Reproduce all the lines exactly as they stand, apart from the pictures.

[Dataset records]

○ ○ ○ ○

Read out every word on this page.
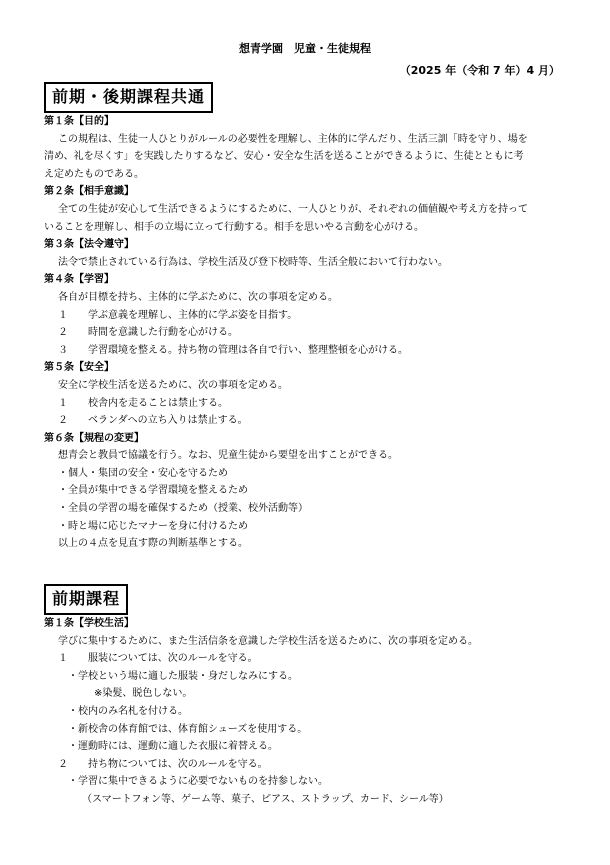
想青学園　児童・生徒規程
（2025 年（令和 7 年）4 月）
前期・後期課程共通
第１条【目的】
この規程は、生徒一人ひとりがルールの必要性を理解し、主体的に学んだり、生活三訓「時を守り、場を
清め、礼を尽くす」を実践したりするなど、安心・安全な生活を送ることができるように、生徒とともに考
え定めたものである。
第２条【相手意識】
全ての生徒が安心して生活できるようにするために、一人ひとりが、それぞれの価値観や考え方を持って
いることを理解し、相手の立場に立って行動する。相手を思いやる言動を心がける。
第３条【法令遵守】
法令で禁止されている行為は、学校生活及び登下校時等、生活全般において行わない。
第４条【学習】
各自が目標を持ち、主体的に学ぶために、次の事項を定める。
１ 学ぶ意義を理解し、主体的に学ぶ姿を目指す。
２ 時間を意識した行動を心がける。
３ 学習環境を整える。持ち物の管理は各自で行い、整理整頓を心がける。
第５条【安全】
安全に学校生活を送るために、次の事項を定める。
１ 校舎内を走ることは禁止する。
２ ベランダへの立ち入りは禁止する。
第６条【規程の変更】
想青会と教員で協議を行う。なお、児童生徒から要望を出すことができる。
・個人・集団の安全・安心を守るため
・全員が集中できる学習環境を整えるため
・全員の学習の場を確保するため（授業、校外活動等）
・時と場に応じたマナーを身に付けるため
以上の４点を見直す際の判断基準とする。
前期課程
第１条【学校生活】
学びに集中するために、また生活信条を意識した学校生活を送るために、次の事項を定める。
１ 服装については、次のルールを守る。
・学校という場に適した服装・身だしなみにする。
※染髪、脱色しない。
・校内のみ名札を付ける。
・新校舎の体育館では、体育館シューズを使用する。
・運動時には、運動に適した衣服に着替える。
２ 持ち物については、次のルールを守る。
・学習に集中できるように必要でないものを持参しない。
（スマートフォン等、ゲーム等、菓子、ピアス、ストラップ、カード、シール等）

○ ○ ○ ○

_SOLUTION FOR THIS EXERCISE_.
Read out every word on this page.
想青学園　児童・生徒規程
（2025 年（令和 7 年）4 月）
前期・後期課程共通
第１条【目的】
この規程は、生徒一人ひとりがルールの必要性を理解し、主体的に学んだり、生活三訓「時を守り、場を
清め、礼を尽くす」を実践したりするなど、安心・安全な生活を送ることができるように、生徒とともに考
え定めたものである。
第２条【相手意識】
全ての生徒が安心して生活できるようにするために、一人ひとりが、それぞれの価値観や考え方を持って
いることを理解し、相手の立場に立って行動する。相手を思いやる言動を心がける。
第３条【法令遵守】
法令で禁止されている行為は、学校生活及び登下校時等、生活全般において行わない。
第４条【学習】
各自が目標を持ち、主体的に学ぶために、次の事項を定める。
１ 学ぶ意義を理解し、主体的に学ぶ姿を目指す。
２ 時間を意識した行動を心がける。
３ 学習環境を整える。持ち物の管理は各自で行い、整理整頓を心がける。
第５条【安全】
安全に学校生活を送るために、次の事項を定める。
１ 校舎内を走ることは禁止する。
２ ベランダへの立ち入りは禁止する。
第６条【規程の変更】
想青会と教員で協議を行う。なお、児童生徒から要望を出すことができる。
・個人・集団の安全・安心を守るため
・全員が集中できる学習環境を整えるため
・全員の学習の場を確保するため（授業、校外活動等）
・時と場に応じたマナーを身に付けるため
以上の４点を見直す際の判断基準とする。
前期課程
第１条【学校生活】
学びに集中するために、また生活信条を意識した学校生活を送るために、次の事項を定める。
１ 服装については、次のルールを守る。
・学校という場に適した服装・身だしなみにする。
※染髪、脱色しない。
・校内のみ名札を付ける。
・新校舎の体育館では、体育館シューズを使用する。
・運動時には、運動に適した衣服に着替える。
２ 持ち物については、次のルールを守る。
・学習に集中できるように必要でないものを持参しない。
（スマートフォン等、ゲーム等、菓子、ピアス、ストラップ、カード、シール等）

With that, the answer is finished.